Please restate the following records word for word.

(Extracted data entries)
>> begin

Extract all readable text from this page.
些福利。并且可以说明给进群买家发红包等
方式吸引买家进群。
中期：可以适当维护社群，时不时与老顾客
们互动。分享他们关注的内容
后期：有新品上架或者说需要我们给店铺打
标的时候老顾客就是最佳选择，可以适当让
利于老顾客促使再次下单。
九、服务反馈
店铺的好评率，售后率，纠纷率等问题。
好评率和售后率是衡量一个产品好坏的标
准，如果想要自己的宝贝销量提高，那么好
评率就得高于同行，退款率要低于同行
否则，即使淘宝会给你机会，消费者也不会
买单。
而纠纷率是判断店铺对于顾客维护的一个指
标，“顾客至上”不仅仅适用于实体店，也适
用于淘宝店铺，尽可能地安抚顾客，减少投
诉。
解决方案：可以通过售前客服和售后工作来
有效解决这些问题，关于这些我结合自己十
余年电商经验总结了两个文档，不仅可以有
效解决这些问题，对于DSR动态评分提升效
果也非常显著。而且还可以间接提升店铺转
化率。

>> end

**OUTPUT OF THE EXERCISE**
Extract all readable text from this page.
些福利。并且可以说明给进群买家发红包等
方式吸引买家进群。
中期：可以适当维护社群，时不时与老顾客
们互动。分享他们关注的内容
后期：有新品上架或者说需要我们给店铺打
标的时候老顾客就是最佳选择，可以适当让
利于老顾客促使再次下单。
九、服务反馈
店铺的好评率，售后率，纠纷率等问题。
好评率和售后率是衡量一个产品好坏的标
准，如果想要自己的宝贝销量提高，那么好
评率就得高于同行，退款率要低于同行
否则，即使淘宝会给你机会，消费者也不会
买单。
而纠纷率是判断店铺对于顾客维护的一个指
标，“顾客至上”不仅仅适用于实体店，也适
用于淘宝店铺，尽可能地安抚顾客，减少投
诉。
解决方案：可以通过售前客服和售后工作来
有效解决这些问题，关于这些我结合自己十
余年电商经验总结了两个文档，不仅可以有
效解决这些问题，对于DSR动态评分提升效
果也非常显著。而且还可以间接提升店铺转
化率。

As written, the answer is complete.